▶ _DESCRIPTION OF THE TASK_: Output every line of the material exactly, omitting images.

▶ _MATERIAL SHOWN_:
....................
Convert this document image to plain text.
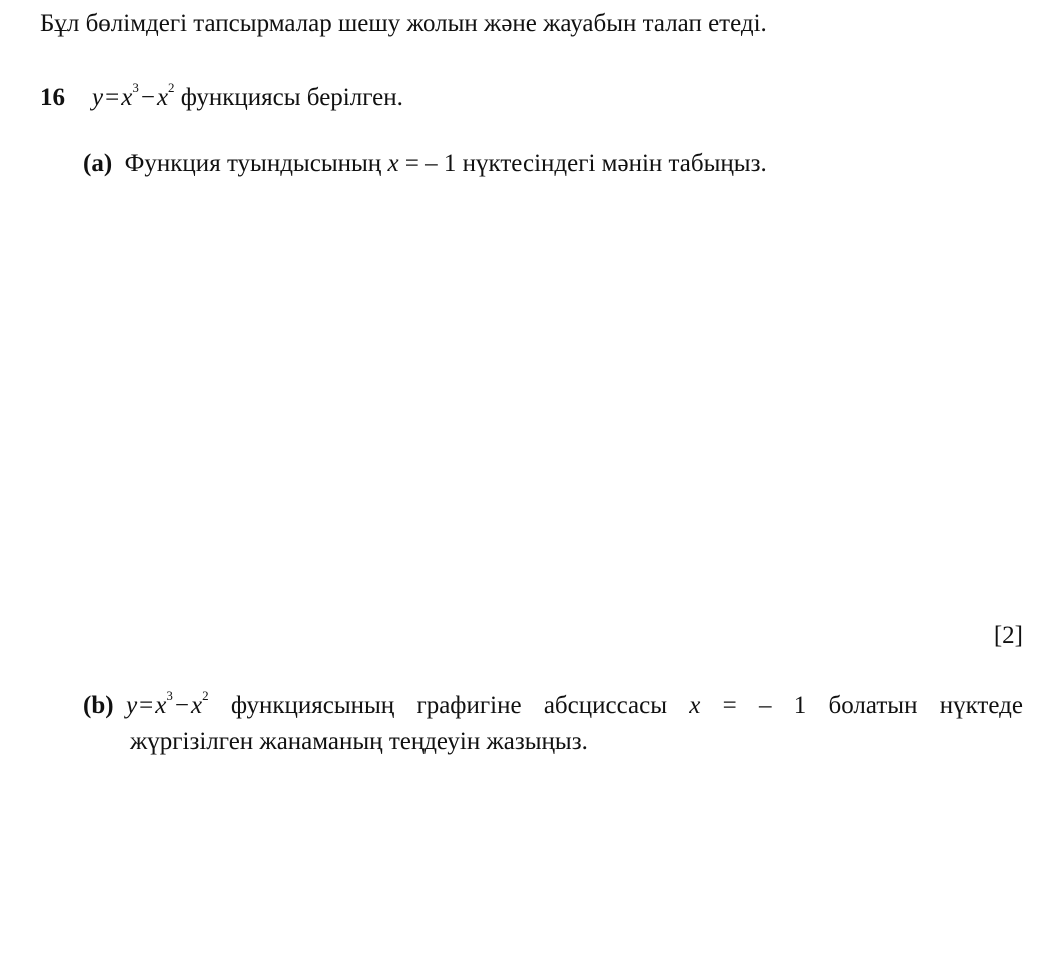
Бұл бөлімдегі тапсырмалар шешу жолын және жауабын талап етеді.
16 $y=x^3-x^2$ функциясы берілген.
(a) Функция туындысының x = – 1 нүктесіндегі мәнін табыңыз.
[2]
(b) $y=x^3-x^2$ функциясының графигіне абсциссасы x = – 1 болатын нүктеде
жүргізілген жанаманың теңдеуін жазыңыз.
....................
▶ _EXERCISE OUTPUT_:
Convert this document image to plain text.
Бұл бөлімдегі тапсырмалар шешу жолын және жауабын талап етеді.
16 $y=x^3-x^2$ функциясы берілген.
(a) Функция туындысының x = – 1 нүктесіндегі мәнін табыңыз.
[2]
(b) $y=x^3-x^2$ функциясының графигіне абсциссасы x = – 1 болатын нүктеде
жүргізілген жанаманың теңдеуін жазыңыз.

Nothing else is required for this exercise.